Written problem
Determine how many lines hold "Andrew" and give only that number.

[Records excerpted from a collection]
━━━━━━━━━━
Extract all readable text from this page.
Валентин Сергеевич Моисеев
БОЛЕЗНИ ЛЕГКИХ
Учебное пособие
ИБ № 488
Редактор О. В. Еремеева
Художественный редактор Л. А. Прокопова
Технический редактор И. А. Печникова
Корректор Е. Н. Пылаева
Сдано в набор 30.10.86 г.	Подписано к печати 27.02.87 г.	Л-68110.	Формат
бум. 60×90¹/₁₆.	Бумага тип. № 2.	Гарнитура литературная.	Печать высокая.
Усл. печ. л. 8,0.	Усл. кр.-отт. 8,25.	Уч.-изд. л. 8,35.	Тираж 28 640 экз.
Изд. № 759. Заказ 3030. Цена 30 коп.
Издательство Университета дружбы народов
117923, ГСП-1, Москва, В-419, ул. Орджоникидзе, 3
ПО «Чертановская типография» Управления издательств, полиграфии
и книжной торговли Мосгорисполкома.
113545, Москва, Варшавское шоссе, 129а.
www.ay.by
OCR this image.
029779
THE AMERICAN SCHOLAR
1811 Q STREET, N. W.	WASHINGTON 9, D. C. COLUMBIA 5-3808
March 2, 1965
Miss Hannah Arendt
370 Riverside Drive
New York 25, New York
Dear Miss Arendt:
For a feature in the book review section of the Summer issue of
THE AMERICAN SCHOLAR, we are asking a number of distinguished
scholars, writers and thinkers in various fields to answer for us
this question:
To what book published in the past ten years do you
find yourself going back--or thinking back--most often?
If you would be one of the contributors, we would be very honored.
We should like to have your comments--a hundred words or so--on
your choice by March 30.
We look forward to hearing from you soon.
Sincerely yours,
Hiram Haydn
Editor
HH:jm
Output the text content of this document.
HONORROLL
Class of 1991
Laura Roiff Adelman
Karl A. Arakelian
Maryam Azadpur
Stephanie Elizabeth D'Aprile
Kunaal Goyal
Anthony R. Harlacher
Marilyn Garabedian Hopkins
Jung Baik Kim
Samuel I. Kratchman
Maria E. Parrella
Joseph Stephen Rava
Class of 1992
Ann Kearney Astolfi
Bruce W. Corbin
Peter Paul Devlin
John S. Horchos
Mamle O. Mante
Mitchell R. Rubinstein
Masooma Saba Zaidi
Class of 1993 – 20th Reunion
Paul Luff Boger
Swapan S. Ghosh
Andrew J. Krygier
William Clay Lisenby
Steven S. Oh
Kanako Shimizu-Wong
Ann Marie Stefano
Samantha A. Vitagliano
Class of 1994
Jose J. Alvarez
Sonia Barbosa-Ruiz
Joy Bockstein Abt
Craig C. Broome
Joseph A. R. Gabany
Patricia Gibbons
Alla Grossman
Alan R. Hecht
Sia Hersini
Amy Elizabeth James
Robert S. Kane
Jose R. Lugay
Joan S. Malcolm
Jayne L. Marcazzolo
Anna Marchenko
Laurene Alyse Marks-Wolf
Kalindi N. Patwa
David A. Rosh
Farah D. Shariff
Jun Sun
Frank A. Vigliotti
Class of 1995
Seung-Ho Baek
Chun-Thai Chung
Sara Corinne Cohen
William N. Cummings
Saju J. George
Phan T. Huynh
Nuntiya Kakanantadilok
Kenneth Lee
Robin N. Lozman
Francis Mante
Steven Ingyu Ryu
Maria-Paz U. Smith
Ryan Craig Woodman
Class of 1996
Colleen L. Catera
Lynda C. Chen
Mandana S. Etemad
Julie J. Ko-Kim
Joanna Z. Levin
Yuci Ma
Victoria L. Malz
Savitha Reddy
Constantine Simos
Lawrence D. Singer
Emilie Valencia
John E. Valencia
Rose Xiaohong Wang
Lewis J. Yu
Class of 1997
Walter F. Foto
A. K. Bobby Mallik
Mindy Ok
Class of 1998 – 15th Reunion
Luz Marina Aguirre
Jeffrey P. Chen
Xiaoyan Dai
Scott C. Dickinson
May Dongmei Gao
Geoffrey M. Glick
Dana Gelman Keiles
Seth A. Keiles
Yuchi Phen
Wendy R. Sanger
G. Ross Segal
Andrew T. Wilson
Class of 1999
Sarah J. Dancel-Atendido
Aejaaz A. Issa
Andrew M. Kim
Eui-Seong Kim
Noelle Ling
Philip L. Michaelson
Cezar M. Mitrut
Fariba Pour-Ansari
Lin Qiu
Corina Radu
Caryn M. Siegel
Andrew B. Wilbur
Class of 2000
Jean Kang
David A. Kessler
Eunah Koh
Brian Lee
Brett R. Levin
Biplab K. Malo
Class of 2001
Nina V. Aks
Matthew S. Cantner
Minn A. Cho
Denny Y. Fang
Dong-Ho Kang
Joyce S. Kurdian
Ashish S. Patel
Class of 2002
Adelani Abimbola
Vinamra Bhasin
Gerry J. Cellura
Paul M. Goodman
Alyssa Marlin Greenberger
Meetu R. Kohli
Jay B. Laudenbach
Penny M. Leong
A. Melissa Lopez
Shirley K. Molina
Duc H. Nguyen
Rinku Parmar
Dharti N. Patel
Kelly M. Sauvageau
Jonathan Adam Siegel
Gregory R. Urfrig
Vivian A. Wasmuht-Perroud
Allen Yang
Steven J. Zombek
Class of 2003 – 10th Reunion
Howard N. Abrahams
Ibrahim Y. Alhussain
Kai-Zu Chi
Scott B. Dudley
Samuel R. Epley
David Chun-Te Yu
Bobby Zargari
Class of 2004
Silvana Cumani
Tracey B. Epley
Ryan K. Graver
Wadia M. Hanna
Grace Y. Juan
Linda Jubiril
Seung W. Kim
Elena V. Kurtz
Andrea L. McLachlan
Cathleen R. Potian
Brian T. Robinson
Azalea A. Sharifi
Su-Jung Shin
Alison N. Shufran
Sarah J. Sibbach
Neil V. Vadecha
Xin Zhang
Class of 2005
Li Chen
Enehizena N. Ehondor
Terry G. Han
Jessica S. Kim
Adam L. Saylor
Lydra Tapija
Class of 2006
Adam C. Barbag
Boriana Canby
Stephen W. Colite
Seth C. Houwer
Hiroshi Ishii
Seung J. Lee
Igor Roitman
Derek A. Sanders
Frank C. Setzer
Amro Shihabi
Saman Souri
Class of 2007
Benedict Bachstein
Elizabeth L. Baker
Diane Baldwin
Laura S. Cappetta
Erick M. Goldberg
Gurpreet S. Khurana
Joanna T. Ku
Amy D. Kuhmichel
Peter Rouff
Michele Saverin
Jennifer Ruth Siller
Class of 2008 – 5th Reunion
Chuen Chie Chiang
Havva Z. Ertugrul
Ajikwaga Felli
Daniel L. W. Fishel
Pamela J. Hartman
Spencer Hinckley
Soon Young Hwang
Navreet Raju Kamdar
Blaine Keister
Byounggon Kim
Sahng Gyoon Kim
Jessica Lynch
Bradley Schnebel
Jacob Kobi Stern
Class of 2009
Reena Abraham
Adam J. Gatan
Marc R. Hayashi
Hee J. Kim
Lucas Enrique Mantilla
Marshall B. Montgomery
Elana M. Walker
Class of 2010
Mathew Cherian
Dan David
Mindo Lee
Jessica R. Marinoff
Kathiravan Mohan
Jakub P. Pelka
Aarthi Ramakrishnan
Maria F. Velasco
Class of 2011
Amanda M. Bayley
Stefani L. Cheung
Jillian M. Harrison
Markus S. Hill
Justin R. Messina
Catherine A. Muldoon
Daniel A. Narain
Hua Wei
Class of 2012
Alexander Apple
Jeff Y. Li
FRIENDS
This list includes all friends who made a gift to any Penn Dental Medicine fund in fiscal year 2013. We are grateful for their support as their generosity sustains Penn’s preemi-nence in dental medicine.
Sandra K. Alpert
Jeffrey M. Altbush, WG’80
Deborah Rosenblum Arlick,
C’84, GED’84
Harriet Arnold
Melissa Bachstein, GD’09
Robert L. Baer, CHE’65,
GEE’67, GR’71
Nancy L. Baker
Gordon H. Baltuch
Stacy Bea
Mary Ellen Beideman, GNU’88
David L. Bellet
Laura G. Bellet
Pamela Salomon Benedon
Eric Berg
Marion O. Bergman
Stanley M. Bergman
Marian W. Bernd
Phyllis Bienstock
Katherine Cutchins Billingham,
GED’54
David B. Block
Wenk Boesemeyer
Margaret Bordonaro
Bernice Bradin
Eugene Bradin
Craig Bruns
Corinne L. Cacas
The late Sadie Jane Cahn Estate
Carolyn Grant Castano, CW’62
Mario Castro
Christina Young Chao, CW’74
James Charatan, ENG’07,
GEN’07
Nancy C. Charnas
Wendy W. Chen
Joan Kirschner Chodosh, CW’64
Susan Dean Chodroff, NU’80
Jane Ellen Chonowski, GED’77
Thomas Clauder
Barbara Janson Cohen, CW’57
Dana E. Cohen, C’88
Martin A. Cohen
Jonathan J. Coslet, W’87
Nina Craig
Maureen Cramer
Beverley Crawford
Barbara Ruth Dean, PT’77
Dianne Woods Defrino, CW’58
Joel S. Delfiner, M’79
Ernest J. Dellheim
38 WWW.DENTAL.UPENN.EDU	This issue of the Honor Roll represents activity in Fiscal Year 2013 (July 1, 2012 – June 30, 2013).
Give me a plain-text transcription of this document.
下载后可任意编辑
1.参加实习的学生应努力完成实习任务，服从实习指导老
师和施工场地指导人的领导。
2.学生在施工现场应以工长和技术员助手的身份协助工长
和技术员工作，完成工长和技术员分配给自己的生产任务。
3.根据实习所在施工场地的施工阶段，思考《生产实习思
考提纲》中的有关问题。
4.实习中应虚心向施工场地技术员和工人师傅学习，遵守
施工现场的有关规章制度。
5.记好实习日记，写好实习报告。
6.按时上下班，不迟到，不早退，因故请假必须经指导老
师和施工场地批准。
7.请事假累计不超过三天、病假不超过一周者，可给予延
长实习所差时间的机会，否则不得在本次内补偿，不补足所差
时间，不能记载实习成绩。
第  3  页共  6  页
━━━━━━━━━━
Response to this task
4